Saved entries>
[BEGIN]

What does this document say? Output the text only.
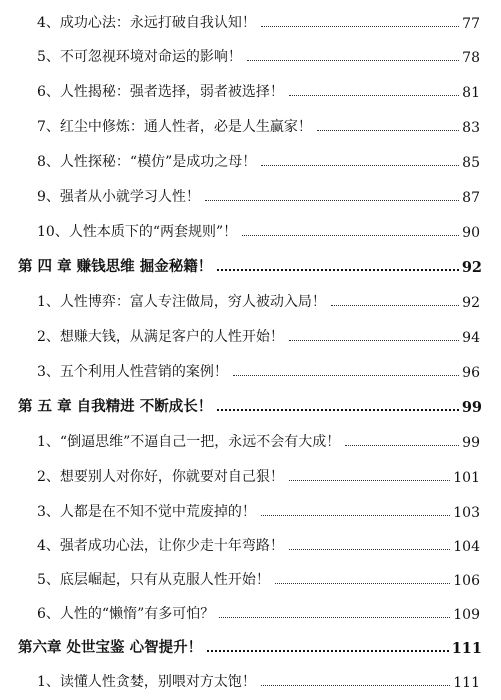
4、成功心法：永远打破自我认知！	77
5、不可忽视环境对命运的影响！	78
6、人性揭秘：强者选择，弱者被选择！	81
7、红尘中修炼：通人性者，必是人生赢家！	83
8、人性探秘：“模仿”是成功之母！	85
9、强者从小就学习人性！	87
10、人性本质下的“两套规则”！	90
第 四 章 赚钱思维 掘金秘籍！	92
1、人性博弈：富人专注做局，穷人被动入局！	92
2、想赚大钱，从满足客户的人性开始！	94
3、五个利用人性营销的案例！	96
第 五 章 自我精进 不断成长！	99
1、“倒逼思维”不逼自己一把，永远不会有大成！	99
2、想要别人对你好，你就要对自己狠！	101
3、人都是在不知不觉中荒废掉的！	103
4、强者成功心法，让你少走十年弯路！	104
5、底层崛起，只有从克服人性开始！	106
6、人性的“懒惰”有多可怕？	109
第六章 处世宝鉴 心智提升！	111
1、读懂人性贪婪，别喂对方太饱！	111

[END]

Problem to work on> Leave out the pictures and give the rest of the records again exactly.

Response to the task>
What does this document say? Output the text only.
4、成功心法：永远打破自我认知！	77
5、不可忽视环境对命运的影响！	78
6、人性揭秘：强者选择，弱者被选择！	81
7、红尘中修炼：通人性者，必是人生赢家！	83
8、人性探秘：“模仿”是成功之母！	85
9、强者从小就学习人性！	87
10、人性本质下的“两套规则”！	90
第 四 章 赚钱思维 掘金秘籍！	92
1、人性博弈：富人专注做局，穷人被动入局！	92
2、想赚大钱，从满足客户的人性开始！	94
3、五个利用人性营销的案例！	96
第 五 章 自我精进 不断成长！	99
1、“倒逼思维”不逼自己一把，永远不会有大成！	99
2、想要别人对你好，你就要对自己狠！	101
3、人都是在不知不觉中荒废掉的！	103
4、强者成功心法，让你少走十年弯路！	104
5、底层崛起，只有从克服人性开始！	106
6、人性的“懒惰”有多可怕？	109
第六章 处世宝鉴 心智提升！	111
1、读懂人性贪婪，别喂对方太饱！	111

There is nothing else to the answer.